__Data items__

━━━━━━━━━━━━━━━━━━━━

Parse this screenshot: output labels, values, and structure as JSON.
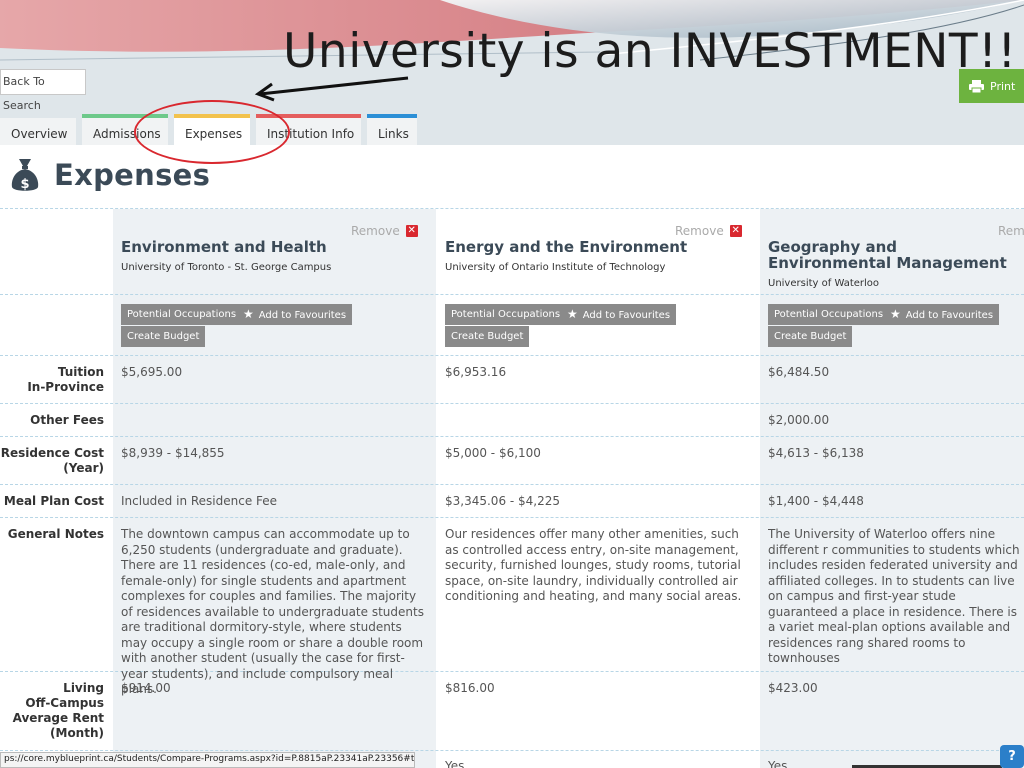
{
  "slide": {
    "title": "University is an INVESTMENT!!"
  },
  "toolbar": {
    "back_label": "Back To Search",
    "print_label": "Print"
  },
  "tabs": [
    {
      "label": "Overview"
    },
    {
      "label": "Admissions"
    },
    {
      "label": "Expenses"
    },
    {
      "label": "Institution Info"
    },
    {
      "label": "Links"
    }
  ],
  "page": {
    "heading": "Expenses",
    "icon": "money-bag-icon"
  },
  "actions": {
    "remove_label": "Remove",
    "potential_occupations": "Potential Occupations",
    "add_favourites": "Add to Favourites",
    "create_budget": "Create Budget"
  },
  "row_labels": {
    "tuition": "Tuition\nIn-Province",
    "other_fees": "Other Fees",
    "residence": "Residence Cost\n(Year)",
    "meal_plan": "Meal Plan Cost",
    "general_notes": "General Notes",
    "living": "Living\nOff-Campus\nAverage Rent\n(Month)"
  },
  "programs": [
    {
      "title": "Environment and Health",
      "institution": "University of Toronto - St. George Campus",
      "tuition": "$5,695.00",
      "other_fees": "",
      "residence": "$8,939 - $14,855",
      "meal_plan": "Included in Residence Fee",
      "general_notes": "The downtown campus can accommodate up to 6,250 students (undergraduate and graduate). There are 11 residences (co-ed, male-only, and female-only) for single students and apartment complexes for couples and families. The majority of residences available to undergraduate students are traditional dormitory-style, where students may occupy a single room or share a double room with another student (usually the case for first-year students), and include compulsory meal plans.",
      "living": "$914.00",
      "next": ""
    },
    {
      "title": "Energy and the Environment",
      "institution": "University of Ontario Institute of Technology",
      "tuition": "$6,953.16",
      "other_fees": "",
      "residence": "$5,000 - $6,100",
      "meal_plan": "$3,345.06 - $4,225",
      "general_notes": "Our residences offer many other amenities, such as controlled access entry, on-site management, security, furnished lounges, study rooms, tutorial space, on-site laundry, individually controlled air conditioning and heating, and many social areas.",
      "living": "$816.00",
      "next": "Yes"
    },
    {
      "title": "Geography and Environmental Management",
      "institution": "University of Waterloo",
      "tuition": "$6,484.50",
      "other_fees": "$2,000.00",
      "residence": "$4,613 - $6,138",
      "meal_plan": "$1,400 - $4,448",
      "general_notes": "The University of Waterloo offers nine different r communities to students which includes residen federated university and affiliated colleges. In to students can live on campus and first-year stude guaranteed a place in residence. There is a variet meal-plan options available and residences rang shared rooms to townhouses",
      "living": "$423.00",
      "next": "Yes"
    }
  ],
  "status_bar": {
    "url": "ps://core.myblueprint.ca/Students/Compare-Programs.aspx?id=P.8815aP.23341aP.23356#tabs-34"
  },
  "help": {
    "label": "?"
  },
  "colors": {
    "accent_green": "#6db33f",
    "annotation_red": "#d9282f",
    "heading": "#3b4a57"
  }
}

━━━━━━━━━━━━━━━━━━━━

__What is asked__
Report back each line of the entries that holds the string "tabs".

__Solution to the exercise__
  "tabs": [
    "url": "ps://core.myblueprint.ca/Students/Compare-Programs.aspx?id=P.8815aP.23341aP.23356#tabs-34"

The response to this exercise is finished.